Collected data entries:
• • • • • • •

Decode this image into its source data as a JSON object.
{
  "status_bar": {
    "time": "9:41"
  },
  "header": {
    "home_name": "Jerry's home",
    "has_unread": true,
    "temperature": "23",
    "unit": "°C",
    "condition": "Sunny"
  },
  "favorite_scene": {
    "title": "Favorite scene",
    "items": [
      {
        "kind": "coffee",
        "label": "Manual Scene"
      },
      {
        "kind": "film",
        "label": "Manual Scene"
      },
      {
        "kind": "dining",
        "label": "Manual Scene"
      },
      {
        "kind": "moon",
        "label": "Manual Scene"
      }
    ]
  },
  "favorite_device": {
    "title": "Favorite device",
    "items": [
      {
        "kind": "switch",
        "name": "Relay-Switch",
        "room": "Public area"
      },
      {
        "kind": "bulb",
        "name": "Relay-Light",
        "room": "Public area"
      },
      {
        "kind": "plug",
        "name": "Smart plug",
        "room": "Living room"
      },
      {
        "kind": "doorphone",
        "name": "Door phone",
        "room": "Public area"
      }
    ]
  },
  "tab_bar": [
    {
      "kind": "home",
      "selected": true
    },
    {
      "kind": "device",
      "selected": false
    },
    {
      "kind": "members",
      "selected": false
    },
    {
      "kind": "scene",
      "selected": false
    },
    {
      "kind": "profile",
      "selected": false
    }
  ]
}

• • • • • • •

> [What you are asked to do]:
Reproduce each line of the material above precisely.

> [Written response]:
Decode this image into its source data as a JSON object.
{
  "status_bar": {
    "time": "9:41"
  },
  "header": {
    "home_name": "Jerry's home",
    "has_unread": true,
    "temperature": "23",
    "unit": "°C",
    "condition": "Sunny"
  },
  "favorite_scene": {
    "title": "Favorite scene",
    "items": [
      {
        "kind": "coffee",
        "label": "Manual Scene"
      },
      {
        "kind": "film",
        "label": "Manual Scene"
      },
      {
        "kind": "dining",
        "label": "Manual Scene"
      },
      {
        "kind": "moon",
        "label": "Manual Scene"
      }
    ]
  },
  "favorite_device": {
    "title": "Favorite device",
    "items": [
      {
        "kind": "switch",
        "name": "Relay-Switch",
        "room": "Public area"
      },
      {
        "kind": "bulb",
        "name": "Relay-Light",
        "room": "Public area"
      },
      {
        "kind": "plug",
        "name": "Smart plug",
        "room": "Living room"
      },
      {
        "kind": "doorphone",
        "name": "Door phone",
        "room": "Public area"
      }
    ]
  },
  "tab_bar": [
    {
      "kind": "home",
      "selected": true
    },
    {
      "kind": "device",
      "selected": false
    },
    {
      "kind": "members",
      "selected": false
    },
    {
      "kind": "scene",
      "selected": false
    },
    {
      "kind": "profile",
      "selected": false
    }
  ]
}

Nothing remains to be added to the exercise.